(Rows from a dataset)
=======

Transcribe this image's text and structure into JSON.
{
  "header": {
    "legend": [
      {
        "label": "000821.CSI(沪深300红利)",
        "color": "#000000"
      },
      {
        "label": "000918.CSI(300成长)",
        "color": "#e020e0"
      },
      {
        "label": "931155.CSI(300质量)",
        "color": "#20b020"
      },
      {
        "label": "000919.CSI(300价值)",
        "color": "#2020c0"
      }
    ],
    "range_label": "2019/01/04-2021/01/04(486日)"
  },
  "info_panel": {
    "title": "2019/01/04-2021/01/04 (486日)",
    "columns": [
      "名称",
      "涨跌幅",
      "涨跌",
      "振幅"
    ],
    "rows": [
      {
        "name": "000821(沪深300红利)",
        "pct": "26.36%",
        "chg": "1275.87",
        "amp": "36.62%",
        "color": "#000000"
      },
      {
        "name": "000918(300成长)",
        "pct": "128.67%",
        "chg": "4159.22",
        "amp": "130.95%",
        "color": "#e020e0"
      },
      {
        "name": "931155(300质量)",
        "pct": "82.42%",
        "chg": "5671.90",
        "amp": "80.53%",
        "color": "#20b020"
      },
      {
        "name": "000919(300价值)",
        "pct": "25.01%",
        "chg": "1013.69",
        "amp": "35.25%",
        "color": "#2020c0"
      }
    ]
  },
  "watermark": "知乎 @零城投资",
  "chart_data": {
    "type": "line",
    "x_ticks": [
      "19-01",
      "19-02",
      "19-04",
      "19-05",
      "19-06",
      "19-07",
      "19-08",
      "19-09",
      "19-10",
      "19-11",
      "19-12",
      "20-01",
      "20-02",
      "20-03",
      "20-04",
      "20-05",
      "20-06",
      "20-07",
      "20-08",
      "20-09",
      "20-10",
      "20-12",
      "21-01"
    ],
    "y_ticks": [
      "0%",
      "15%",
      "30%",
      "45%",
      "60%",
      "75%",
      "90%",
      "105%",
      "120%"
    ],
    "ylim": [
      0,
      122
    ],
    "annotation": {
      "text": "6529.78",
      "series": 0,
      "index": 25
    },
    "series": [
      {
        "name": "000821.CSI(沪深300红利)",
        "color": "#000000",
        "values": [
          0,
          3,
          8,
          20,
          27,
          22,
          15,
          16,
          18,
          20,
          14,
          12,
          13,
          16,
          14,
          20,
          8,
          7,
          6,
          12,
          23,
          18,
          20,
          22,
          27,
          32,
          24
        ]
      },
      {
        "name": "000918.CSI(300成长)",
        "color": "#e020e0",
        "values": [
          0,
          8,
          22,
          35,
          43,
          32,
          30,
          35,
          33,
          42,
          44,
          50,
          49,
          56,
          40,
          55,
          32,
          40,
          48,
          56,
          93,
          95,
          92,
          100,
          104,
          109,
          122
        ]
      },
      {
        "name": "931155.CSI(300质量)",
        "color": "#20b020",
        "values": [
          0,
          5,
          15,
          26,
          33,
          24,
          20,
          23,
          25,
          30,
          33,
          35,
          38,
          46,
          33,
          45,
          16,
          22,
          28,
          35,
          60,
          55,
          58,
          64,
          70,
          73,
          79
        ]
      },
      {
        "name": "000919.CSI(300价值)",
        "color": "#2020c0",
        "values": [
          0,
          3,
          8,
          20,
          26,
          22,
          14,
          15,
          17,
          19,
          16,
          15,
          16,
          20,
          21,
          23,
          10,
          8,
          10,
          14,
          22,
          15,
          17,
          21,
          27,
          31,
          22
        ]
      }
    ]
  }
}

=======

# WHAT IS REQUIRED
Look through the records and gather each line with the word "name".

# WRITTEN SOLUTION
        "name": "000821(沪深300红利)",
        "name": "000918(300成长)",
        "name": "931155(300质量)",
        "name": "000919(300价值)",
        "name": "000821.CSI(沪深300红利)",
        "name": "000918.CSI(300成长)",
        "name": "931155.CSI(300质量)",
        "name": "000919.CSI(300价值)",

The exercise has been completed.